Exercise directions =>
Tally the lines in the data below that contain the string "badge". Reply with the number alone.

Dataset rows =>
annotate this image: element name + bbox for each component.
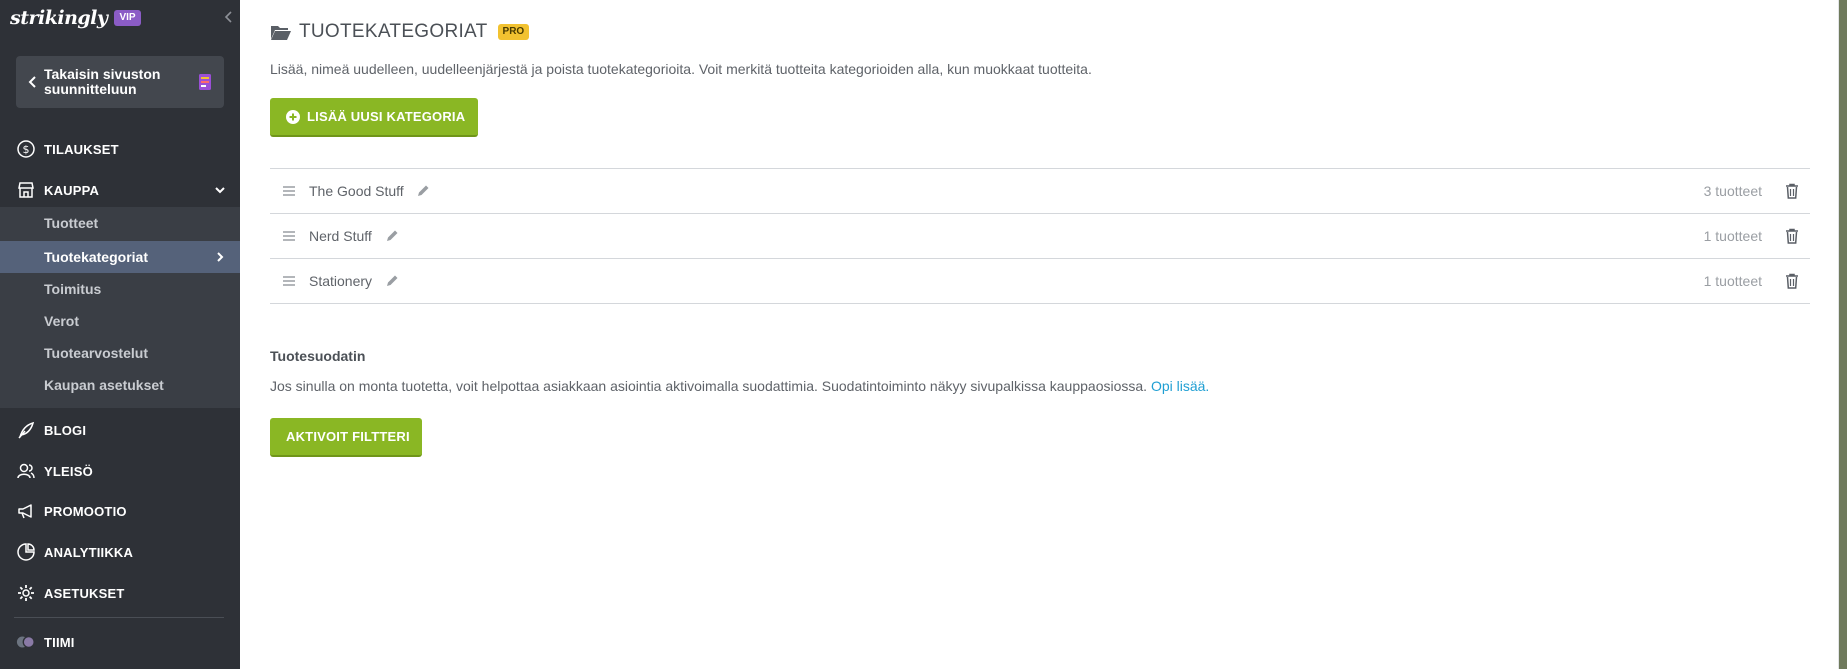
category-product-count: 1 tuotteet xyxy=(1703,228,1762,244)
drag-handle-icon[interactable] xyxy=(282,185,296,197)
submenu-item-tuotekategoriat[interactable]: Tuotekategoriat xyxy=(0,241,240,273)
trash-icon[interactable] xyxy=(1785,228,1799,244)
page-title: TUOTEKATEGORIAT xyxy=(299,21,488,42)
main-content: TUOTEKATEGORIAT PRO Lisää, nimeä uudelle… xyxy=(270,0,1810,669)
pie-chart-icon xyxy=(16,542,36,562)
submenu-item-toimitus[interactable]: Toimitus xyxy=(0,273,240,305)
back-to-editor-label: Takaisin sivuston suunnitteluun xyxy=(44,66,161,97)
brand[interactable]: strikingly VIP xyxy=(10,6,141,30)
window-edge xyxy=(1839,0,1847,669)
category-name: Stationery xyxy=(309,273,373,289)
megaphone-icon xyxy=(16,501,36,521)
sidebar: strikingly VIP Takaisin sivuston suunnit… xyxy=(0,0,240,669)
chevron-right-icon xyxy=(217,252,224,262)
pro-badge: PRO xyxy=(497,24,530,40)
category-row: Stationery 1 tuotteet xyxy=(270,259,1810,304)
nav-label: TIIMI xyxy=(44,634,75,650)
category-product-count: 3 tuotteet xyxy=(1703,183,1762,199)
activate-filter-button[interactable]: AKTIVOIT FILTTERI xyxy=(270,418,422,457)
nav-item-blogi[interactable]: BLOGI xyxy=(0,410,240,450)
chevron-left-icon xyxy=(28,76,36,88)
plus-circle-icon xyxy=(286,109,300,124)
nav-item-tiimi[interactable]: TIIMI xyxy=(0,622,240,662)
activate-filter-label: AKTIVOIT FILTTERI xyxy=(286,429,410,444)
nav-label: KAUPPA xyxy=(44,182,100,198)
store-icon xyxy=(16,180,36,200)
trash-icon[interactable] xyxy=(1785,273,1799,289)
sidebar-divider xyxy=(14,617,224,618)
submenu-item-kaupan-asetukset[interactable]: Kaupan asetukset xyxy=(0,369,240,401)
submenu-item-tuotteet[interactable]: Tuotteet xyxy=(0,207,240,239)
submenu-item-tuotearvostelut[interactable]: Tuotearvostelut xyxy=(0,337,240,369)
chevron-down-icon xyxy=(215,187,225,194)
nav-label: ASETUKSET xyxy=(44,585,125,601)
team-avatars-icon xyxy=(16,632,36,652)
drag-handle-icon[interactable] xyxy=(282,275,296,287)
feather-icon xyxy=(16,420,36,440)
category-product-count: 1 tuotteet xyxy=(1703,273,1762,289)
submenu-label: Tuotteet xyxy=(44,215,99,231)
filter-description: Jos sinulla on monta tuotetta, voit help… xyxy=(270,378,1209,394)
folder-open-icon xyxy=(271,26,291,40)
nav-label: BLOGI xyxy=(44,422,87,438)
filter-section-title: Tuotesuodatin xyxy=(270,348,366,364)
learn-more-link[interactable]: Opi lisää. xyxy=(1151,378,1209,394)
editor-page-icon xyxy=(199,74,211,90)
category-row: Nerd Stuff 1 tuotteet xyxy=(270,214,1810,259)
dollar-circle-icon: $ xyxy=(16,139,36,159)
page-description: Lisää, nimeä uudelleen, uudelleenjärjest… xyxy=(270,61,1092,77)
submenu-label: Tuotearvostelut xyxy=(44,345,148,361)
trash-icon[interactable] xyxy=(1785,183,1799,199)
nav-label: ANALYTIIKKA xyxy=(44,544,134,560)
nav-item-promootio[interactable]: PROMOOTIO xyxy=(0,491,240,531)
gear-icon xyxy=(16,583,36,603)
submenu-label: Kaupan asetukset xyxy=(44,377,164,393)
submenu-label: Toimitus xyxy=(44,281,102,297)
category-list: The Good Stuff 3 tuotteet Nerd Stuff 1 t… xyxy=(270,168,1810,304)
nav-item-yleiso[interactable]: YLEISÖ xyxy=(0,451,240,491)
collapse-sidebar-icon[interactable] xyxy=(222,10,236,24)
nav-label: YLEISÖ xyxy=(44,463,93,479)
add-category-button[interactable]: LISÄÄ UUSI KATEGORIA xyxy=(270,98,478,137)
page-header: TUOTEKATEGORIAT PRO xyxy=(270,20,530,44)
category-row: The Good Stuff 3 tuotteet xyxy=(270,169,1810,214)
submenu-item-verot[interactable]: Verot xyxy=(0,305,240,337)
pencil-icon[interactable] xyxy=(385,229,399,243)
category-name: Nerd Stuff xyxy=(309,228,372,244)
nav-label: TILAUKSET xyxy=(44,141,119,157)
pencil-icon[interactable] xyxy=(385,274,399,288)
drag-handle-icon[interactable] xyxy=(282,230,296,242)
submenu-label: Verot xyxy=(44,313,80,329)
kauppa-submenu: Tuotteet Tuotekategoriat Toimitus Verot … xyxy=(0,207,240,408)
filter-description-text: Jos sinulla on monta tuotetta, voit help… xyxy=(270,378,1148,394)
nav-label: PROMOOTIO xyxy=(44,503,127,519)
nav-item-kauppa[interactable]: KAUPPA xyxy=(0,170,240,210)
nav-item-analytiikka[interactable]: ANALYTIIKKA xyxy=(0,532,240,572)
nav-item-asetukset[interactable]: ASETUKSET xyxy=(0,573,240,613)
brand-logo: strikingly xyxy=(10,7,108,29)
add-category-label: LISÄÄ UUSI KATEGORIA xyxy=(307,109,466,124)
pencil-icon[interactable] xyxy=(416,184,430,198)
submenu-label: Tuotekategoriat xyxy=(44,249,148,265)
back-to-editor-button[interactable]: Takaisin sivuston suunnitteluun xyxy=(16,56,224,108)
vip-badge: VIP xyxy=(114,10,141,26)
users-icon xyxy=(16,461,36,481)
category-name: The Good Stuff xyxy=(309,183,404,199)
nav-item-tilaukset[interactable]: $ TILAUKSET xyxy=(0,129,240,169)
svg-text:$: $ xyxy=(23,143,30,156)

Finished exercise =>
2